Exercise task
Scan the data below and pick out the lines containing the word "square".

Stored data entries
--------

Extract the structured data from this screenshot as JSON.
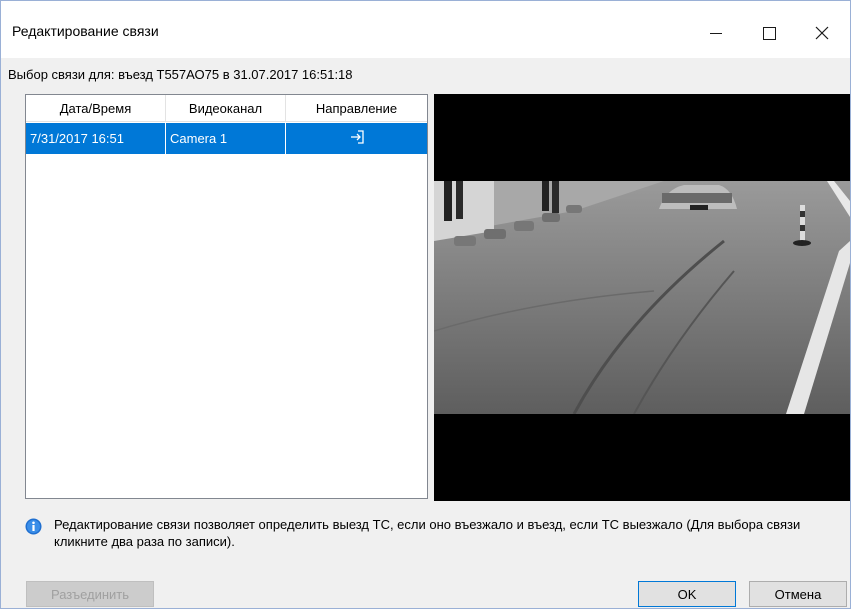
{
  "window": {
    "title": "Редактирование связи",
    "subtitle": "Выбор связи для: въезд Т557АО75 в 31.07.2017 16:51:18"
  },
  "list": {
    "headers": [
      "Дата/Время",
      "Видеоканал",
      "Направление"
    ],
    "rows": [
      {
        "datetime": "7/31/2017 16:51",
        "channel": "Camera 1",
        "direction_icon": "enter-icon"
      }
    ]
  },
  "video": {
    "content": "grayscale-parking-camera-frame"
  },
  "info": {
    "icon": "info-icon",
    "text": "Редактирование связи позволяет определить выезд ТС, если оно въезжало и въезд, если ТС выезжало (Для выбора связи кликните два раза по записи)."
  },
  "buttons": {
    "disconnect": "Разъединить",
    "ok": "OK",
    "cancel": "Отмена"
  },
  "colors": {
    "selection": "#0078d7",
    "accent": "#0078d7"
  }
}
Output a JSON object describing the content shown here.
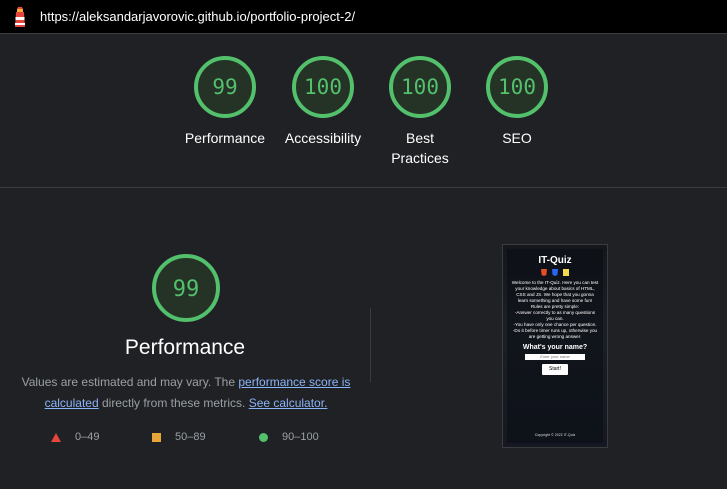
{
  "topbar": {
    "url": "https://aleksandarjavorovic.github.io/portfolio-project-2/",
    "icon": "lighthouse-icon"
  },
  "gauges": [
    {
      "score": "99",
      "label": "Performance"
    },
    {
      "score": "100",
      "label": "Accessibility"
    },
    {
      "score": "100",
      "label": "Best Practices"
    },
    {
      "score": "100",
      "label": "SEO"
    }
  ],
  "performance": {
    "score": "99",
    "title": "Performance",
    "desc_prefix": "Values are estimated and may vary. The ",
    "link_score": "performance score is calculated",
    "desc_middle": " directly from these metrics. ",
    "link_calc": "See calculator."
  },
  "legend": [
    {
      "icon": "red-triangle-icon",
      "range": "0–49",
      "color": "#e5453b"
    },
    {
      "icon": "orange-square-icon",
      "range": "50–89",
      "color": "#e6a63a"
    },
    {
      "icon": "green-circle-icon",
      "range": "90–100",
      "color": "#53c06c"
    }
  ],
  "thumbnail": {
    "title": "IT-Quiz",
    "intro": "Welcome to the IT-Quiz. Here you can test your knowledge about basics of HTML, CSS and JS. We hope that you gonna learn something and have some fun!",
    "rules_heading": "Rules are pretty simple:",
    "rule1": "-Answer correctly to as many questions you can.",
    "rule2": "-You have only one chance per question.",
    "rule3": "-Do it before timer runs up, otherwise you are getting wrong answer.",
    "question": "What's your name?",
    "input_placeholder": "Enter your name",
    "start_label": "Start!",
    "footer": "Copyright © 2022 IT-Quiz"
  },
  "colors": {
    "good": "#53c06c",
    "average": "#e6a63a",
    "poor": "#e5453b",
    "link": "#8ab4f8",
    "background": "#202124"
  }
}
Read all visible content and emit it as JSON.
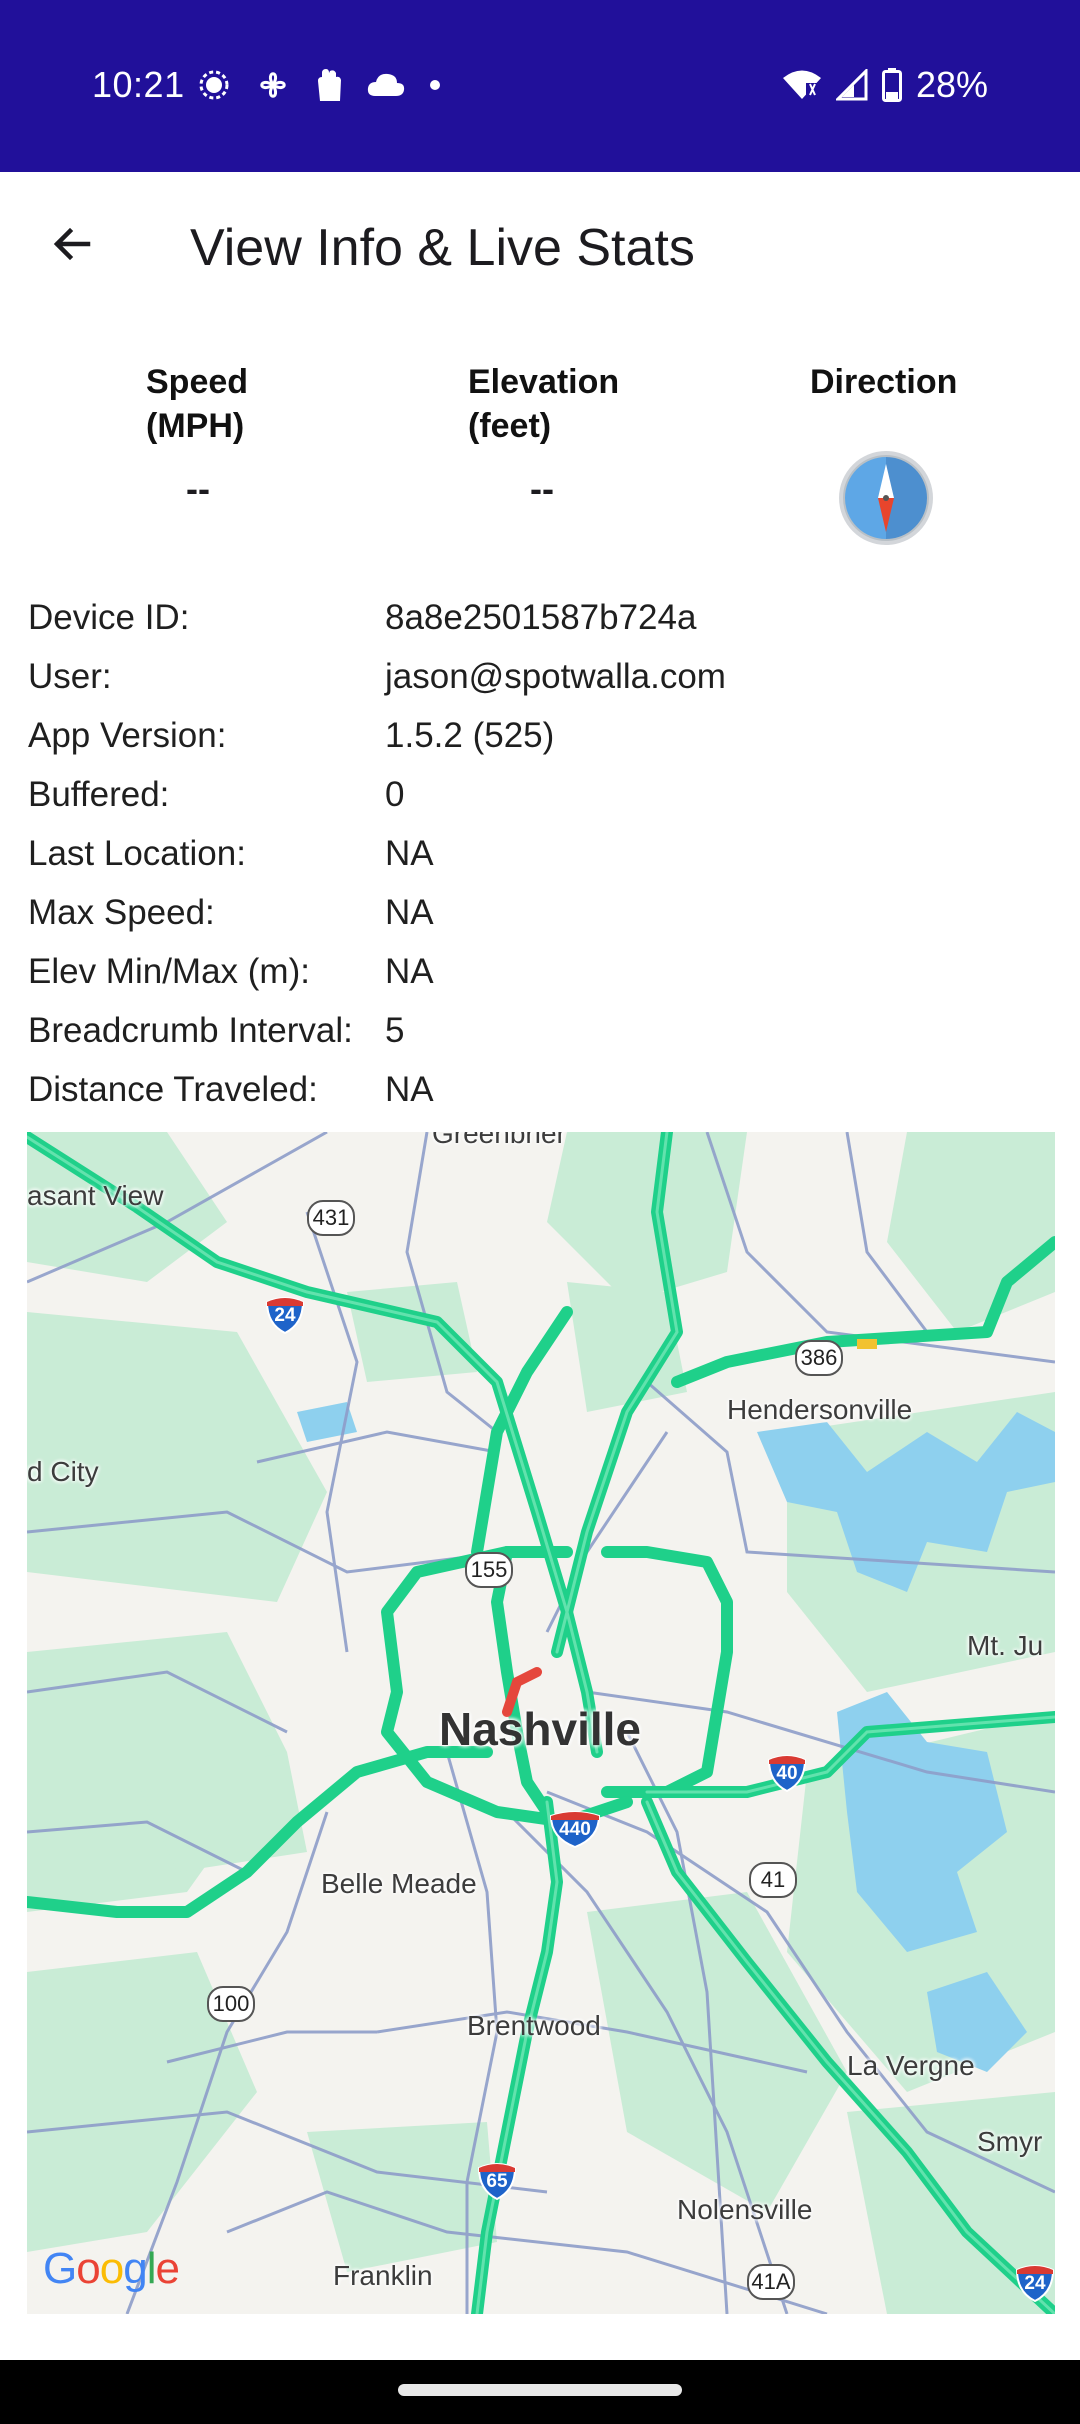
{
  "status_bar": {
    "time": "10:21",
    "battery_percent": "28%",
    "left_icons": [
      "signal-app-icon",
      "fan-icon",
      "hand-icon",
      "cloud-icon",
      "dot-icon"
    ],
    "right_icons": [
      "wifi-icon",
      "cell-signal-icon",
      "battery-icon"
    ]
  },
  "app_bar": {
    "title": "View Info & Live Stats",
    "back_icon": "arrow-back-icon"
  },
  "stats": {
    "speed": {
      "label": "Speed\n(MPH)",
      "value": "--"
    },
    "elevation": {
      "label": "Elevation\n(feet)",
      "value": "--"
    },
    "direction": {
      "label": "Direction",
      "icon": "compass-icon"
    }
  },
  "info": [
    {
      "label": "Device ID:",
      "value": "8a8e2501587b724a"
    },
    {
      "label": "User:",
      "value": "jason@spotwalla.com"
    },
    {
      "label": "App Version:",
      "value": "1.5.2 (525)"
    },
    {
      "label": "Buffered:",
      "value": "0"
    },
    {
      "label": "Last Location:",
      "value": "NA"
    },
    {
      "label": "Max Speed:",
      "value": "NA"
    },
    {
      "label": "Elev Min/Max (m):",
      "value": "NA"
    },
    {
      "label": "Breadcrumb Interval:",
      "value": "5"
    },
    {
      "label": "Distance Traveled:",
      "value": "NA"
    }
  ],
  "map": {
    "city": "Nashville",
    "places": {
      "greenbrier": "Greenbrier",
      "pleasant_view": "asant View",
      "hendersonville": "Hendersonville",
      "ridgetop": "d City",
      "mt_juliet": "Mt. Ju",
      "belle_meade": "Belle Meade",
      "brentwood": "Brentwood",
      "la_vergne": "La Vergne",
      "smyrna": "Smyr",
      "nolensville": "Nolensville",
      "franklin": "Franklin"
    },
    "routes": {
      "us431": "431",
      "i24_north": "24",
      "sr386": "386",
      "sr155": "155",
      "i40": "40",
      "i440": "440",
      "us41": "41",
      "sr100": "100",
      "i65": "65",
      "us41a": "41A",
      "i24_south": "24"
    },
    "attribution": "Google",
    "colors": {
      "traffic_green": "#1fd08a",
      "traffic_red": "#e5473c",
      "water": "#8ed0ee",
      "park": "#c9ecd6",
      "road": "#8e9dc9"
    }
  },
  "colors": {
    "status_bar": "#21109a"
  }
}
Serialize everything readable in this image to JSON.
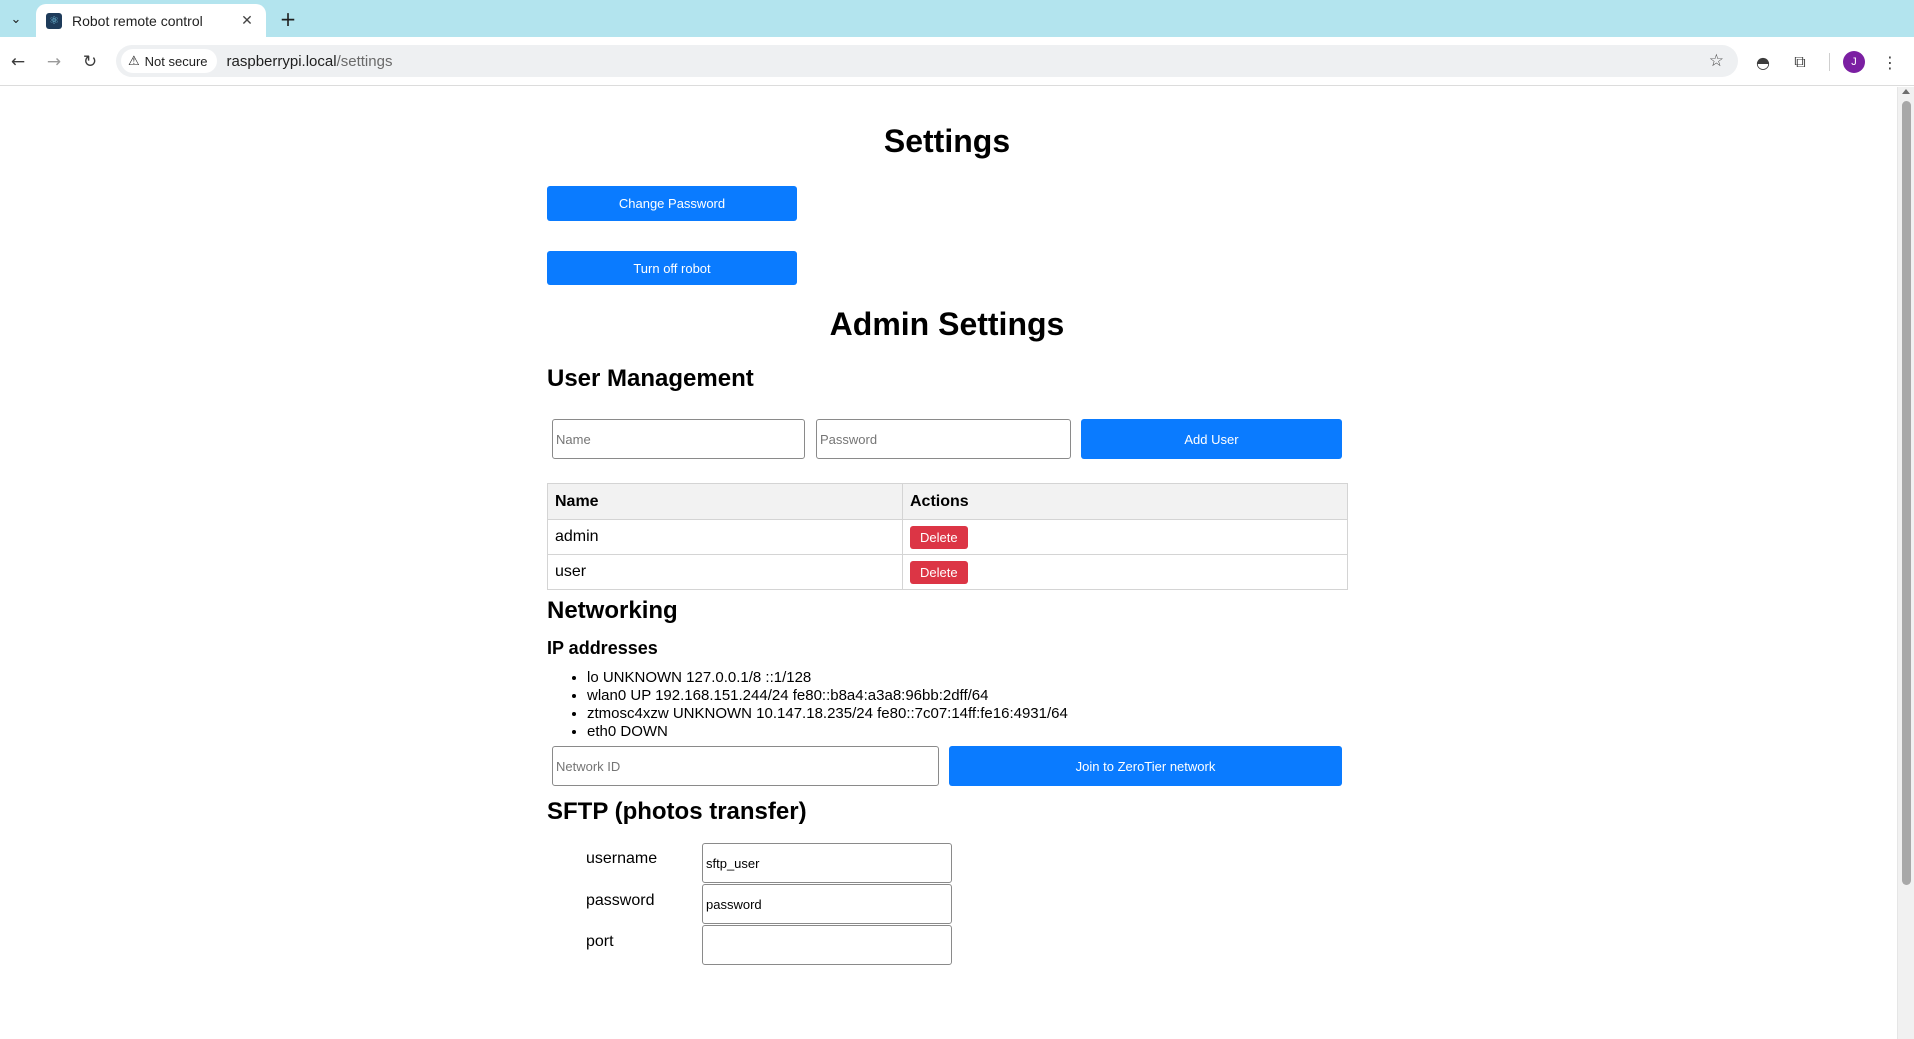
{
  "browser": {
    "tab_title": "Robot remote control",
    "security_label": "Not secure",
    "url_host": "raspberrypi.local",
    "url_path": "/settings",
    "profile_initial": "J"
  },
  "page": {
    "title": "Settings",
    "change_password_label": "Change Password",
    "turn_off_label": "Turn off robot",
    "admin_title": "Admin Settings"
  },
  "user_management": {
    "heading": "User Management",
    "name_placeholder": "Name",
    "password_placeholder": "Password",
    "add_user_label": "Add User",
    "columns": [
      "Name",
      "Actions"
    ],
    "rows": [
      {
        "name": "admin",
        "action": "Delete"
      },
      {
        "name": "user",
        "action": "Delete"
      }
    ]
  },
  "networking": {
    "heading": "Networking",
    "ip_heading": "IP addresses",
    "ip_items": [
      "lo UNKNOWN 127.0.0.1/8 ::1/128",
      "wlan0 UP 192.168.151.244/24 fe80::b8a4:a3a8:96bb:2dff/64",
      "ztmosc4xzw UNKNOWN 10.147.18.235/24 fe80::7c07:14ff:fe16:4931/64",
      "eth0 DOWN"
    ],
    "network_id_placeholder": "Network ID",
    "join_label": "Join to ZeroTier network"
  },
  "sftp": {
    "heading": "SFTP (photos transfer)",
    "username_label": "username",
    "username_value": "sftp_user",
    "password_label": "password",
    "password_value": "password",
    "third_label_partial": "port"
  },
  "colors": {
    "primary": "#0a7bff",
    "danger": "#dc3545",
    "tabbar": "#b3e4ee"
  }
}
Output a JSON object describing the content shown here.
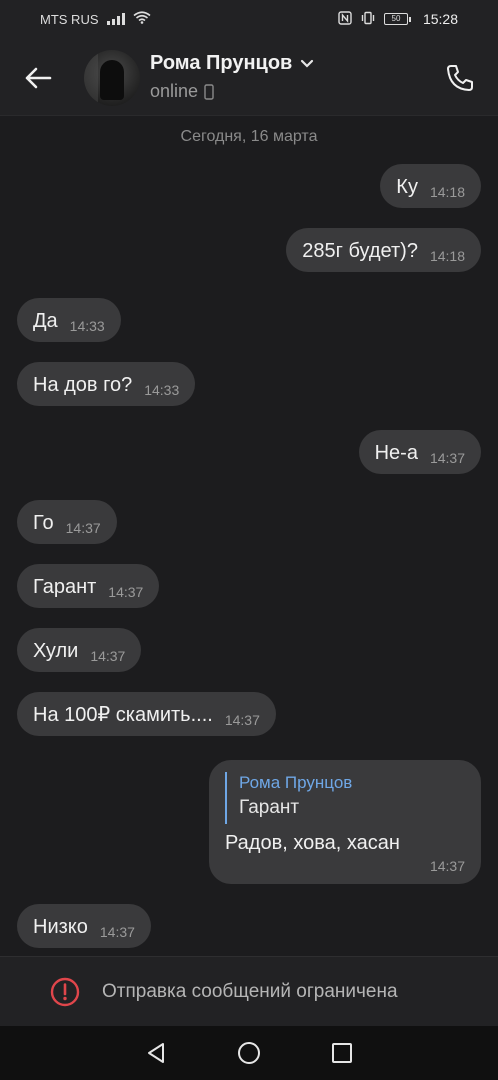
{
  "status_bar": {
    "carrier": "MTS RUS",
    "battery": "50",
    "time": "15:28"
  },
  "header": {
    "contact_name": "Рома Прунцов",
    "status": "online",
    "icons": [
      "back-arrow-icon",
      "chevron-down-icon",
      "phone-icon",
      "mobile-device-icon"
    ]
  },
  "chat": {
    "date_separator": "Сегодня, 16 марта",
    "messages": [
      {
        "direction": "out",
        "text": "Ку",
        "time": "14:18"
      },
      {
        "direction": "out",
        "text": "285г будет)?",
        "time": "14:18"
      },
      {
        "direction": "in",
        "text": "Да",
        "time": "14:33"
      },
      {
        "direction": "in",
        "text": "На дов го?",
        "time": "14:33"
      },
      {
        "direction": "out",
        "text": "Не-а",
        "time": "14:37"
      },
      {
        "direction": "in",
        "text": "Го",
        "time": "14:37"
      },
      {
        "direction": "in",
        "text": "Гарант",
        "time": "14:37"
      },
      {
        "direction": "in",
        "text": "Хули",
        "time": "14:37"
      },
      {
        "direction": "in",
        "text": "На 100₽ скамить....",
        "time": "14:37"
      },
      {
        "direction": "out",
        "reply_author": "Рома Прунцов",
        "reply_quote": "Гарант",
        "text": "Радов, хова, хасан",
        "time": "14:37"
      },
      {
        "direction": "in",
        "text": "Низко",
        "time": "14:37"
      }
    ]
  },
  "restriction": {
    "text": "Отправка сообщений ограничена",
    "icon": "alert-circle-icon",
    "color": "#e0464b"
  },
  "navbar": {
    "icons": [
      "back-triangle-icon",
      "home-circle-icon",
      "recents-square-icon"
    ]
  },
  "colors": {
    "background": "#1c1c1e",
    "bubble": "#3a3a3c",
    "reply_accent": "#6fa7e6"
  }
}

--------

Completed task
      "icon": "orange-square-icon",
      "recents-square-icon"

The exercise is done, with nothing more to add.